Collected data:
-- START --
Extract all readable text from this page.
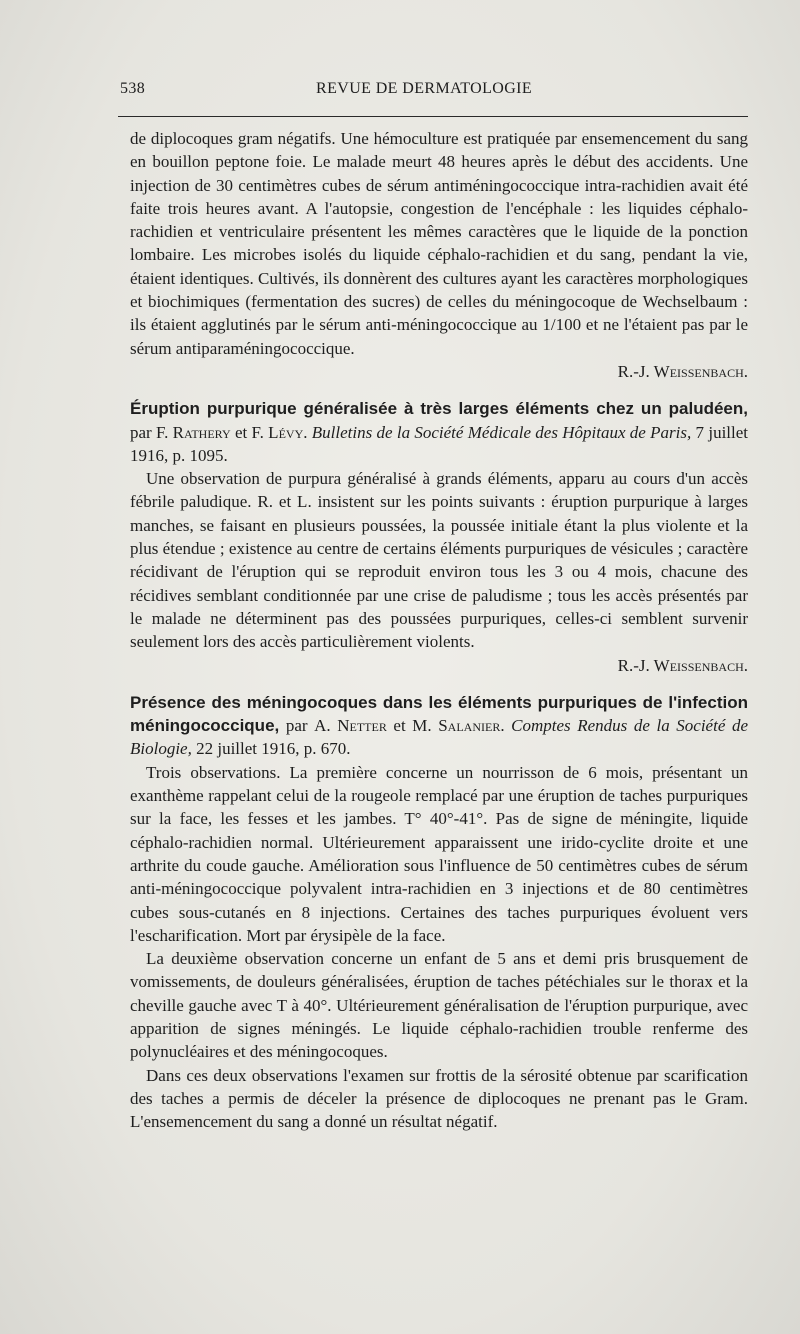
538	REVUE DE DERMATOLOGIE

de diplocoques gram négatifs. Une hémoculture est pratiquée par ensemencement du sang en bouillon peptone foie. Le malade meurt 48 heures après le début des accidents. Une injection de 30 centimètres cubes de sérum antiméningococcique intra-rachidien avait été faite trois heures avant. A l'autopsie, congestion de l'encéphale : les liquides céphalo-rachidien et ventriculaire présentent les mêmes caractères que le liquide de la ponction lombaire. Les microbes isolés du liquide céphalo-rachidien et du sang, pendant la vie, étaient identiques. Cultivés, ils donnèrent des cultures ayant les caractères morphologiques et biochimiques (fermentation des sucres) de celles du méningocoque de Wechselbaum : ils étaient agglutinés par le sérum anti-méningococcique au 1/100 et ne l'étaient pas par le sérum antiparaméningococcique.
R.-J. Weissenbach.

Éruption purpurique généralisée à très larges éléments chez un paludéen, par F. Rathery et F. Lévy. Bulletins de la Société Médicale des Hôpitaux de Paris, 7 juillet 1916, p. 1095.

Une observation de purpura généralisé à grands éléments, apparu au cours d'un accès fébrile paludique. R. et L. insistent sur les points suivants : éruption purpurique à larges manches, se faisant en plusieurs poussées, la poussée initiale étant la plus violente et la plus étendue ; existence au centre de certains éléments purpuriques de vésicules ; caractère récidivant de l'éruption qui se reproduit environ tous les 3 ou 4 mois, chacune des récidives semblant conditionnée par une crise de paludisme ; tous les accès présentés par le malade ne déterminent pas des poussées purpuriques, celles-ci semblent survenir seulement lors des accès particulièrement violents.
R.-J. Weissenbach.

Présence des méningocoques dans les éléments purpuriques de l'infection méningococcique, par A. Netter et M. Salanier. Comptes Rendus de la Société de Biologie, 22 juillet 1916, p. 670.

Trois observations. La première concerne un nourrisson de 6 mois, présentant un exanthème rappelant celui de la rougeole remplacé par une éruption de taches purpuriques sur la face, les fesses et les jambes. T° 40°-41°. Pas de signe de méningite, liquide céphalo-rachidien normal. Ultérieurement apparaissent une irido-cyclite droite et une arthrite du coude gauche. Amélioration sous l'influence de 50 centimètres cubes de sérum anti-méningococcique polyvalent intra-rachidien en 3 injections et de 80 centimètres cubes sous-cutanés en 8 injections. Certaines des taches purpuriques évoluent vers l'escharification. Mort par érysipèle de la face.

La deuxième observation concerne un enfant de 5 ans et demi pris brusquement de vomissements, de douleurs généralisées, éruption de taches pétéchiales sur le thorax et la cheville gauche avec T à 40°. Ultérieurement généralisation de l'éruption purpurique, avec apparition de signes méningés. Le liquide céphalo-rachidien trouble renferme des polynucléaires et des méningocoques.

Dans ces deux observations l'examen sur frottis de la sérosité obtenue par scarification des taches a permis de déceler la présence de diplocoques ne prenant pas le Gram. L'ensemencement du sang a donné un résultat négatif.
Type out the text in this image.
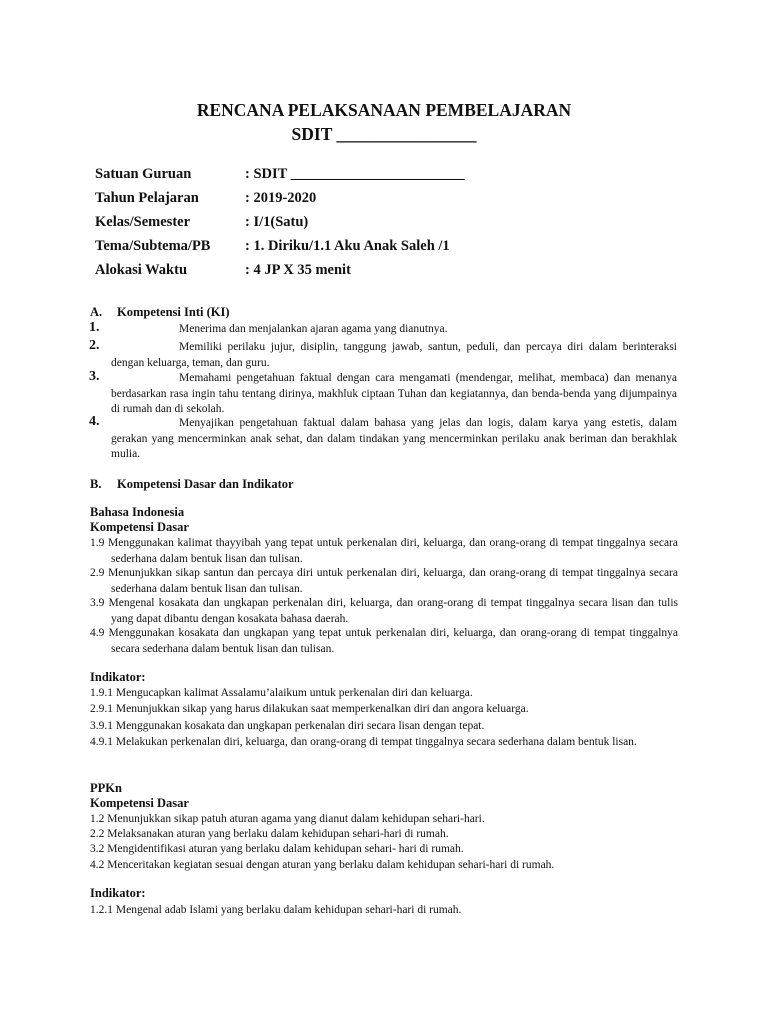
RENCANA PELAKSANAAN PEMBELAJARAN
SDIT ________________
Satuan Guruan	: SDIT ________________________
Tahun Pelajaran	: 2019-2020
Kelas/Semester	: I/1(Satu)
Tema/Subtema/PB : 1. Diriku/1.1 Aku Anak Saleh /1
Alokasi Waktu	: 4 JP X 35 menit
A. Kompetensi Inti (KI)
1.	Menerima dan menjalankan ajaran agama yang dianutnya.
2.	Memiliki perilaku jujur, disiplin, tanggung jawab, santun, peduli, dan percaya diri dalam berinteraksi dengan keluarga, teman, dan guru.
3.	Memahami pengetahuan faktual dengan cara mengamati (mendengar, melihat, membaca) dan menanya berdasarkan rasa ingin tahu tentang dirinya, makhluk ciptaan Tuhan dan kegiatannya, dan benda-benda yang dijumpainya di rumah dan di sekolah.
4.	Menyajikan pengetahuan faktual dalam bahasa yang jelas dan logis, dalam karya yang estetis, dalam gerakan yang mencerminkan anak sehat, dan dalam tindakan yang mencerminkan perilaku anak beriman dan berakhlak mulia.
B. Kompetensi Dasar dan Indikator
Bahasa Indonesia
Kompetensi Dasar
1.9 Menggunakan kalimat thayyibah yang tepat untuk perkenalan diri, keluarga, dan orang-orang di tempat tinggalnya secara sederhana dalam bentuk lisan dan tulisan.
2.9 Menunjukkan sikap santun dan percaya diri untuk perkenalan diri, keluarga, dan orang-orang di tempat tinggalnya secara sederhana dalam bentuk lisan dan tulisan.
3.9 Mengenal kosakata dan ungkapan perkenalan diri, keluarga, dan orang-orang di tempat tinggalnya secara lisan dan tulis yang dapat dibantu dengan kosakata bahasa daerah.
4.9 Menggunakan kosakata dan ungkapan yang tepat untuk perkenalan diri, keluarga, dan orang-orang di tempat tinggalnya secara sederhana dalam bentuk lisan dan tulisan.
Indikator:
1.9.1 Mengucapkan kalimat Assalamu’alaikum untuk perkenalan diri dan keluarga.
2.9.1 Menunjukkan sikap yang harus dilakukan saat memperkenalkan diri dan angora keluarga.
3.9.1 Menggunakan kosakata dan ungkapan perkenalan diri secara lisan dengan tepat.
4.9.1 Melakukan perkenalan diri, keluarga, dan orang-orang di tempat tinggalnya secara sederhana dalam bentuk lisan.
PPKn
Kompetensi Dasar
1.2 Menunjukkan sikap patuh aturan agama yang dianut dalam kehidupan sehari-hari.
2.2 Melaksanakan aturan yang berlaku dalam kehidupan sehari-hari di rumah.
3.2 Mengidentifikasi aturan yang berlaku dalam kehidupan sehari- hari di rumah.
4.2 Menceritakan kegiatan sesuai dengan aturan yang berlaku dalam kehidupan sehari-hari di rumah.
Indikator:
1.2.1 Mengenal adab Islami yang berlaku dalam kehidupan sehari-hari di rumah.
-- END --
(Your instructions):
Do not include the images; transcribe the rest of the listing exactly.

(Task response):
Extract all readable text from this page.
538	REVUE DE DERMATOLOGIE

de diplocoques gram négatifs. Une hémoculture est pratiquée par ensemencement du sang en bouillon peptone foie. Le malade meurt 48 heures après le début des accidents. Une injection de 30 centimètres cubes de sérum antiméningococcique intra-rachidien avait été faite trois heures avant. A l'autopsie, congestion de l'encéphale : les liquides céphalo-rachidien et ventriculaire présentent les mêmes caractères que le liquide de la ponction lombaire. Les microbes isolés du liquide céphalo-rachidien et du sang, pendant la vie, étaient identiques. Cultivés, ils donnèrent des cultures ayant les caractères morphologiques et biochimiques (fermentation des sucres) de celles du méningocoque de Wechselbaum : ils étaient agglutinés par le sérum anti-méningococcique au 1/100 et ne l'étaient pas par le sérum antiparaméningococcique.
R.-J. Weissenbach.

Éruption purpurique généralisée à très larges éléments chez un paludéen, par F. Rathery et F. Lévy. Bulletins de la Société Médicale des Hôpitaux de Paris, 7 juillet 1916, p. 1095.

Une observation de purpura généralisé à grands éléments, apparu au cours d'un accès fébrile paludique. R. et L. insistent sur les points suivants : éruption purpurique à larges manches, se faisant en plusieurs poussées, la poussée initiale étant la plus violente et la plus étendue ; existence au centre de certains éléments purpuriques de vésicules ; caractère récidivant de l'éruption qui se reproduit environ tous les 3 ou 4 mois, chacune des récidives semblant conditionnée par une crise de paludisme ; tous les accès présentés par le malade ne déterminent pas des poussées purpuriques, celles-ci semblent survenir seulement lors des accès particulièrement violents.
R.-J. Weissenbach.

Présence des méningocoques dans les éléments purpuriques de l'infection méningococcique, par A. Netter et M. Salanier. Comptes Rendus de la Société de Biologie, 22 juillet 1916, p. 670.

Trois observations. La première concerne un nourrisson de 6 mois, présentant un exanthème rappelant celui de la rougeole remplacé par une éruption de taches purpuriques sur la face, les fesses et les jambes. T° 40°-41°. Pas de signe de méningite, liquide céphalo-rachidien normal. Ultérieurement apparaissent une irido-cyclite droite et une arthrite du coude gauche. Amélioration sous l'influence de 50 centimètres cubes de sérum anti-méningococcique polyvalent intra-rachidien en 3 injections et de 80 centimètres cubes sous-cutanés en 8 injections. Certaines des taches purpuriques évoluent vers l'escharification. Mort par érysipèle de la face.

La deuxième observation concerne un enfant de 5 ans et demi pris brusquement de vomissements, de douleurs généralisées, éruption de taches pétéchiales sur le thorax et la cheville gauche avec T à 40°. Ultérieurement généralisation de l'éruption purpurique, avec apparition de signes méningés. Le liquide céphalo-rachidien trouble renferme des polynucléaires et des méningocoques.

Dans ces deux observations l'examen sur frottis de la sérosité obtenue par scarification des taches a permis de déceler la présence de diplocoques ne prenant pas le Gram. L'ensemencement du sang a donné un résultat négatif.
Type out the text in this image.
RENCANA PELAKSANAAN PEMBELAJARAN
SDIT ________________
Satuan Guruan	: SDIT ________________________
Tahun Pelajaran	: 2019-2020
Kelas/Semester	: I/1(Satu)
Tema/Subtema/PB : 1. Diriku/1.1 Aku Anak Saleh /1
Alokasi Waktu	: 4 JP X 35 menit
A. Kompetensi Inti (KI)
1.	Menerima dan menjalankan ajaran agama yang dianutnya.
2.	Memiliki perilaku jujur, disiplin, tanggung jawab, santun, peduli, dan percaya diri dalam berinteraksi dengan keluarga, teman, dan guru.
3.	Memahami pengetahuan faktual dengan cara mengamati (mendengar, melihat, membaca) dan menanya berdasarkan rasa ingin tahu tentang dirinya, makhluk ciptaan Tuhan dan kegiatannya, dan benda-benda yang dijumpainya di rumah dan di sekolah.
4.	Menyajikan pengetahuan faktual dalam bahasa yang jelas dan logis, dalam karya yang estetis, dalam gerakan yang mencerminkan anak sehat, dan dalam tindakan yang mencerminkan perilaku anak beriman dan berakhlak mulia.
B. Kompetensi Dasar dan Indikator
Bahasa Indonesia
Kompetensi Dasar
1.9 Menggunakan kalimat thayyibah yang tepat untuk perkenalan diri, keluarga, dan orang-orang di tempat tinggalnya secara sederhana dalam bentuk lisan dan tulisan.
2.9 Menunjukkan sikap santun dan percaya diri untuk perkenalan diri, keluarga, dan orang-orang di tempat tinggalnya secara sederhana dalam bentuk lisan dan tulisan.
3.9 Mengenal kosakata dan ungkapan perkenalan diri, keluarga, dan orang-orang di tempat tinggalnya secara lisan dan tulis yang dapat dibantu dengan kosakata bahasa daerah.
4.9 Menggunakan kosakata dan ungkapan yang tepat untuk perkenalan diri, keluarga, dan orang-orang di tempat tinggalnya secara sederhana dalam bentuk lisan dan tulisan.
Indikator:
1.9.1 Mengucapkan kalimat Assalamu’alaikum untuk perkenalan diri dan keluarga.
2.9.1 Menunjukkan sikap yang harus dilakukan saat memperkenalkan diri dan angora keluarga.
3.9.1 Menggunakan kosakata dan ungkapan perkenalan diri secara lisan dengan tepat.
4.9.1 Melakukan perkenalan diri, keluarga, dan orang-orang di tempat tinggalnya secara sederhana dalam bentuk lisan.
PPKn
Kompetensi Dasar
1.2 Menunjukkan sikap patuh aturan agama yang dianut dalam kehidupan sehari-hari.
2.2 Melaksanakan aturan yang berlaku dalam kehidupan sehari-hari di rumah.
3.2 Mengidentifikasi aturan yang berlaku dalam kehidupan sehari- hari di rumah.
4.2 Menceritakan kegiatan sesuai dengan aturan yang berlaku dalam kehidupan sehari-hari di rumah.
Indikator:
1.2.1 Mengenal adab Islami yang berlaku dalam kehidupan sehari-hari di rumah.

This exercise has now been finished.